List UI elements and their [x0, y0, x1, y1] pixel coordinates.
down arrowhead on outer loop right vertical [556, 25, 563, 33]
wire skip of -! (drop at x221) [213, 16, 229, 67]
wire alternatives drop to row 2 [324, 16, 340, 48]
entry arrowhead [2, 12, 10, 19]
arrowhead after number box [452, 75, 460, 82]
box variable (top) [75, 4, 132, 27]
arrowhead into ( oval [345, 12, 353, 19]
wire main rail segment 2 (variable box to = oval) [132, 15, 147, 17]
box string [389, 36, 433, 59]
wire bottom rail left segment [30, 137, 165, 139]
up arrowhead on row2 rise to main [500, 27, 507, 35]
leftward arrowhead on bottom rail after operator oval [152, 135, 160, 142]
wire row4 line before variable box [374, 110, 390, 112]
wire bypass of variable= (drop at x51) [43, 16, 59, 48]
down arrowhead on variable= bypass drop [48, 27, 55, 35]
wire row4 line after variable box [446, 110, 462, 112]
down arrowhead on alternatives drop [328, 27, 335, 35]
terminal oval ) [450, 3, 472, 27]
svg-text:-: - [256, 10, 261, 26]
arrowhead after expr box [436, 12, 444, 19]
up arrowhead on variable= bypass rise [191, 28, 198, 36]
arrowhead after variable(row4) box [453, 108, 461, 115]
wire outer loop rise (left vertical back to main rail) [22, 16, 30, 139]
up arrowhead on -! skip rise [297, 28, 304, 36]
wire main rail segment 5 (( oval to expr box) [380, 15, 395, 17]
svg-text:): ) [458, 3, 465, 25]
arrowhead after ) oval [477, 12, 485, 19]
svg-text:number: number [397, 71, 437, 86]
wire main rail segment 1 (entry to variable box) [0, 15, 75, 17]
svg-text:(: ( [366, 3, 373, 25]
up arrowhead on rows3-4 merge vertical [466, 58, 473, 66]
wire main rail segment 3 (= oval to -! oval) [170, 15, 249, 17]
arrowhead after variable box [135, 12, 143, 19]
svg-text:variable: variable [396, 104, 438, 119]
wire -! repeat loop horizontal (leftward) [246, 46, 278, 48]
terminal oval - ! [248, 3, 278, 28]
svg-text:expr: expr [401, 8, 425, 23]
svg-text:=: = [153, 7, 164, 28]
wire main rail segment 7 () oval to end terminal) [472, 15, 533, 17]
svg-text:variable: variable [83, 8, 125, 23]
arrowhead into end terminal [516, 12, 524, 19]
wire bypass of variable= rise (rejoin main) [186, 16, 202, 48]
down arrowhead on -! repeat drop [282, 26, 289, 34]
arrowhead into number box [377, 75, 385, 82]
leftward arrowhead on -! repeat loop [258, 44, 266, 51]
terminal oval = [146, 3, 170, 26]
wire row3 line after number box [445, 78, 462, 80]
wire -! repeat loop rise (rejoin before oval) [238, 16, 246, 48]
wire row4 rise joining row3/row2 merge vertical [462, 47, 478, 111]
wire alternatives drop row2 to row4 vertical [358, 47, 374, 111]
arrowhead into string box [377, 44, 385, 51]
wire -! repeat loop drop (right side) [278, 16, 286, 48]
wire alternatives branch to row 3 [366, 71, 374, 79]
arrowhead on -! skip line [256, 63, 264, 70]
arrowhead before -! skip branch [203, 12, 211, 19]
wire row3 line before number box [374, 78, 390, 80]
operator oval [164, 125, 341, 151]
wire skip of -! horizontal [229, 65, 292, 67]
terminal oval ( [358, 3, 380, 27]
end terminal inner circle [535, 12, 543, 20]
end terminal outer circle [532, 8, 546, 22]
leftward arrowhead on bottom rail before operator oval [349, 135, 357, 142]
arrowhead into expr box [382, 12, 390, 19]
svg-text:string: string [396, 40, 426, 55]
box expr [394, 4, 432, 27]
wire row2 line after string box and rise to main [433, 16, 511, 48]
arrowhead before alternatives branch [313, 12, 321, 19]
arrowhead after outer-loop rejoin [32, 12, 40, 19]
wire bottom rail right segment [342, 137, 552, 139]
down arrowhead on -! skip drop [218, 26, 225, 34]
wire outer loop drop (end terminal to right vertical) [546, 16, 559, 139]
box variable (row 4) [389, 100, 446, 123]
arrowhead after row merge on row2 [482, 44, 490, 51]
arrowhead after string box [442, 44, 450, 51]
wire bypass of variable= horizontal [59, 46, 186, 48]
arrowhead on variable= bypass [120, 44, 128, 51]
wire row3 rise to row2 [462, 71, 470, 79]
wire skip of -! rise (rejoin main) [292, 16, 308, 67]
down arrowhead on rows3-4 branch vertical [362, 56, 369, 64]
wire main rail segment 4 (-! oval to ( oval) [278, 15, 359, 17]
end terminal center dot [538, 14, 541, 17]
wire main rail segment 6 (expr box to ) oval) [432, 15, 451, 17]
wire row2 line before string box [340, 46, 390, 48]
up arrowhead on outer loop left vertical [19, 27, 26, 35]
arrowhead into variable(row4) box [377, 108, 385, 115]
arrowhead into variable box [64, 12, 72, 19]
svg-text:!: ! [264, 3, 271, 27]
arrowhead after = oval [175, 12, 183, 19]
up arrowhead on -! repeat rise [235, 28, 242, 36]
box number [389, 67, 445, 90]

--------------------------------------------------

DIRECTIVE:
Reproduce everything from the first of the rows down to and including the line that contains "wire bottom rail left".

WRITTEN SOLUTION:
List UI elements and their [x0, y0, x1, y1] pixel coordinates.
down arrowhead on outer loop right vertical [556, 25, 563, 33]
wire skip of -! (drop at x221) [213, 16, 229, 67]
wire alternatives drop to row 2 [324, 16, 340, 48]
entry arrowhead [2, 12, 10, 19]
arrowhead after number box [452, 75, 460, 82]
box variable (top) [75, 4, 132, 27]
arrowhead into ( oval [345, 12, 353, 19]
wire main rail segment 2 (variable box to = oval) [132, 15, 147, 17]
box string [389, 36, 433, 59]
wire bottom rail left segment [30, 137, 165, 139]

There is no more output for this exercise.